Every record should be repeated exactly, except that pictures are left out.

(Items from a dataset)
+++
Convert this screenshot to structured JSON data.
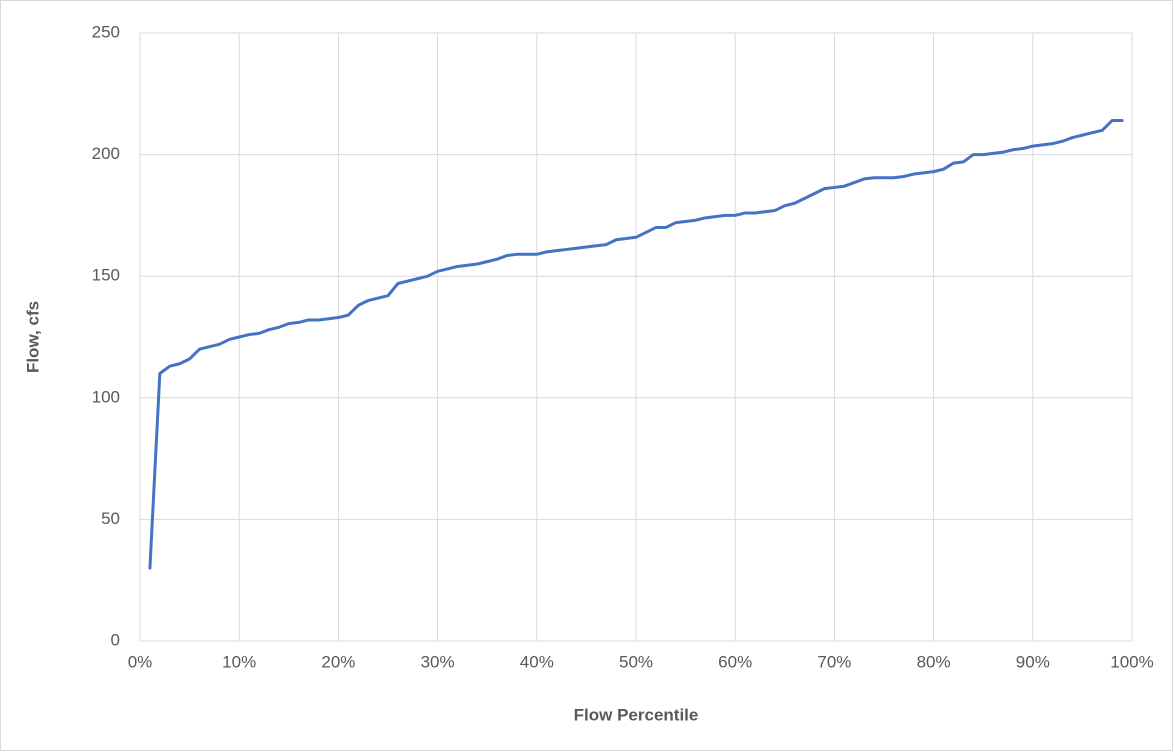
{
  "chart_data": {
    "type": "line",
    "x_label": "Flow Percentile",
    "y_label": "Flow, cfs",
    "x": [
      1,
      2,
      3,
      4,
      5,
      6,
      7,
      8,
      9,
      10,
      11,
      12,
      13,
      14,
      15,
      16,
      17,
      18,
      19,
      20,
      21,
      22,
      23,
      24,
      25,
      26,
      27,
      28,
      29,
      30,
      31,
      32,
      33,
      34,
      35,
      36,
      37,
      38,
      39,
      40,
      41,
      42,
      43,
      44,
      45,
      46,
      47,
      48,
      49,
      50,
      51,
      52,
      53,
      54,
      55,
      56,
      57,
      58,
      59,
      60,
      61,
      62,
      63,
      64,
      65,
      66,
      67,
      68,
      69,
      70,
      71,
      72,
      73,
      74,
      75,
      76,
      77,
      78,
      79,
      80,
      81,
      82,
      83,
      84,
      85,
      86,
      87,
      88,
      89,
      90,
      91,
      92,
      93,
      94,
      95,
      96,
      97,
      98,
      99
    ],
    "series": [
      {
        "name": "Flow",
        "color": "#4472c4",
        "values": [
          30,
          110,
          113,
          114,
          116,
          120,
          121,
          122,
          124,
          125,
          126,
          126.5,
          128,
          129,
          130.5,
          131,
          132,
          132,
          132.5,
          133,
          134,
          138,
          140,
          141,
          142,
          147,
          148,
          149,
          150,
          152,
          153,
          154,
          154.5,
          155,
          156,
          157,
          158.5,
          159,
          159,
          159,
          160,
          160.5,
          161,
          161.5,
          162,
          162.5,
          163,
          165,
          165.5,
          166,
          168,
          170,
          170,
          172,
          172.5,
          173,
          174,
          174.5,
          175,
          175,
          176,
          176,
          176.5,
          177,
          179,
          180,
          182,
          184,
          186,
          186.5,
          187,
          188.5,
          190,
          190.5,
          190.5,
          190.5,
          191,
          192,
          192.5,
          193,
          194,
          196.5,
          197,
          200,
          200,
          200.5,
          201,
          202,
          202.5,
          203.5,
          204,
          204.5,
          205.5,
          207,
          208,
          209,
          210,
          214,
          214
        ]
      }
    ],
    "xlim": [
      0,
      100
    ],
    "xticks": [
      {
        "value": 0,
        "label": "0%"
      },
      {
        "value": 10,
        "label": "10%"
      },
      {
        "value": 20,
        "label": "20%"
      },
      {
        "value": 30,
        "label": "30%"
      },
      {
        "value": 40,
        "label": "40%"
      },
      {
        "value": 50,
        "label": "50%"
      },
      {
        "value": 60,
        "label": "60%"
      },
      {
        "value": 70,
        "label": "70%"
      },
      {
        "value": 80,
        "label": "80%"
      },
      {
        "value": 90,
        "label": "90%"
      },
      {
        "value": 100,
        "label": "100%"
      }
    ],
    "ylim": [
      0,
      250
    ],
    "yticks": [
      0,
      50,
      100,
      150,
      200,
      250
    ],
    "grid": true
  }
}
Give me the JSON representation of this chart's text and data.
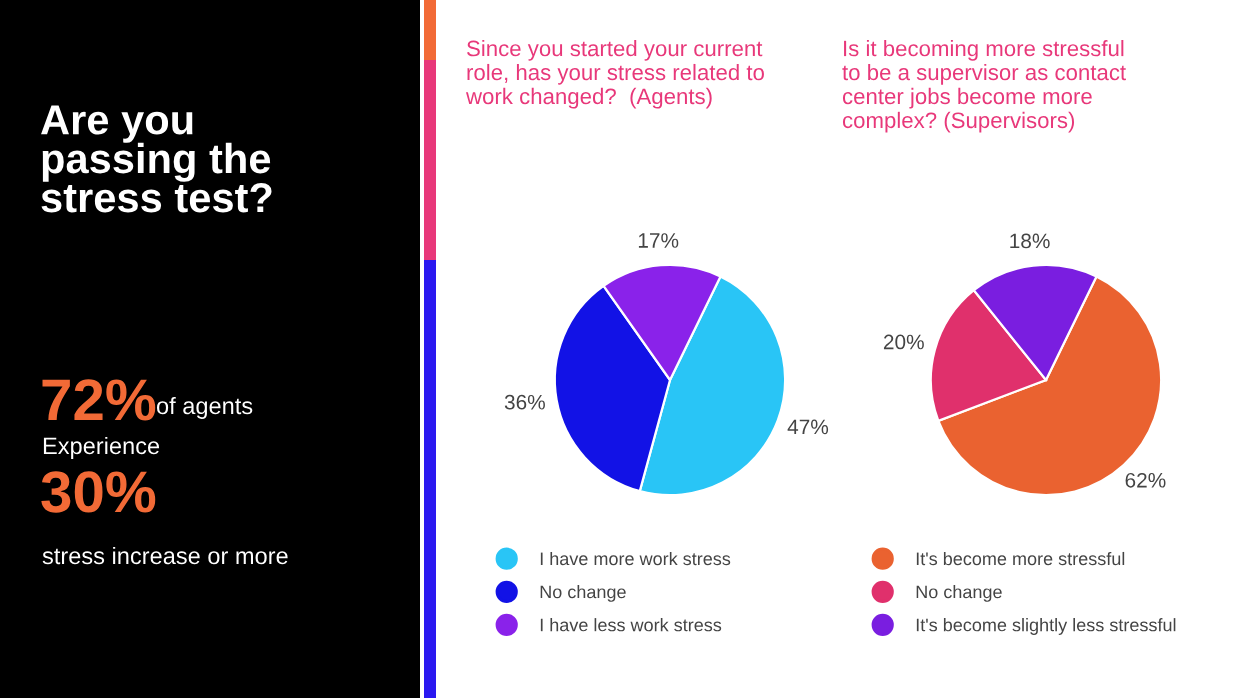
+++
● **OUTPUT OF THE TASK**:
Convert this screenshot to structured JSON data.
{
  "chart_data": {
    "type": "line",
    "x_label": "Flow Percentile",
    "y_label": "Flow, cfs",
    "x": [
      1,
      2,
      3,
      4,
      5,
      6,
      7,
      8,
      9,
      10,
      11,
      12,
      13,
      14,
      15,
      16,
      17,
      18,
      19,
      20,
      21,
      22,
      23,
      24,
      25,
      26,
      27,
      28,
      29,
      30,
      31,
      32,
      33,
      34,
      35,
      36,
      37,
      38,
      39,
      40,
      41,
      42,
      43,
      44,
      45,
      46,
      47,
      48,
      49,
      50,
      51,
      52,
      53,
      54,
      55,
      56,
      57,
      58,
      59,
      60,
      61,
      62,
      63,
      64,
      65,
      66,
      67,
      68,
      69,
      70,
      71,
      72,
      73,
      74,
      75,
      76,
      77,
      78,
      79,
      80,
      81,
      82,
      83,
      84,
      85,
      86,
      87,
      88,
      89,
      90,
      91,
      92,
      93,
      94,
      95,
      96,
      97,
      98,
      99
    ],
    "series": [
      {
        "name": "Flow",
        "color": "#4472c4",
        "values": [
          30,
          110,
          113,
          114,
          116,
          120,
          121,
          122,
          124,
          125,
          126,
          126.5,
          128,
          129,
          130.5,
          131,
          132,
          132,
          132.5,
          133,
          134,
          138,
          140,
          141,
          142,
          147,
          148,
          149,
          150,
          152,
          153,
          154,
          154.5,
          155,
          156,
          157,
          158.5,
          159,
          159,
          159,
          160,
          160.5,
          161,
          161.5,
          162,
          162.5,
          163,
          165,
          165.5,
          166,
          168,
          170,
          170,
          172,
          172.5,
          173,
          174,
          174.5,
          175,
          175,
          176,
          176,
          176.5,
          177,
          179,
          180,
          182,
          184,
          186,
          186.5,
          187,
          188.5,
          190,
          190.5,
          190.5,
          190.5,
          191,
          192,
          192.5,
          193,
          194,
          196.5,
          197,
          200,
          200,
          200.5,
          201,
          202,
          202.5,
          203.5,
          204,
          204.5,
          205.5,
          207,
          208,
          209,
          210,
          214,
          214
        ]
      }
    ],
    "xlim": [
      0,
      100
    ],
    "xticks": [
      {
        "value": 0,
        "label": "0%"
      },
      {
        "value": 10,
        "label": "10%"
      },
      {
        "value": 20,
        "label": "20%"
      },
      {
        "value": 30,
        "label": "30%"
      },
      {
        "value": 40,
        "label": "40%"
      },
      {
        "value": 50,
        "label": "50%"
      },
      {
        "value": 60,
        "label": "60%"
      },
      {
        "value": 70,
        "label": "70%"
      },
      {
        "value": 80,
        "label": "80%"
      },
      {
        "value": 90,
        "label": "90%"
      },
      {
        "value": 100,
        "label": "100%"
      }
    ],
    "ylim": [
      0,
      250
    ],
    "yticks": [
      0,
      50,
      100,
      150,
      200,
      250
    ],
    "grid": true
  }
}
Give me the JSON representation of this chart's text and data.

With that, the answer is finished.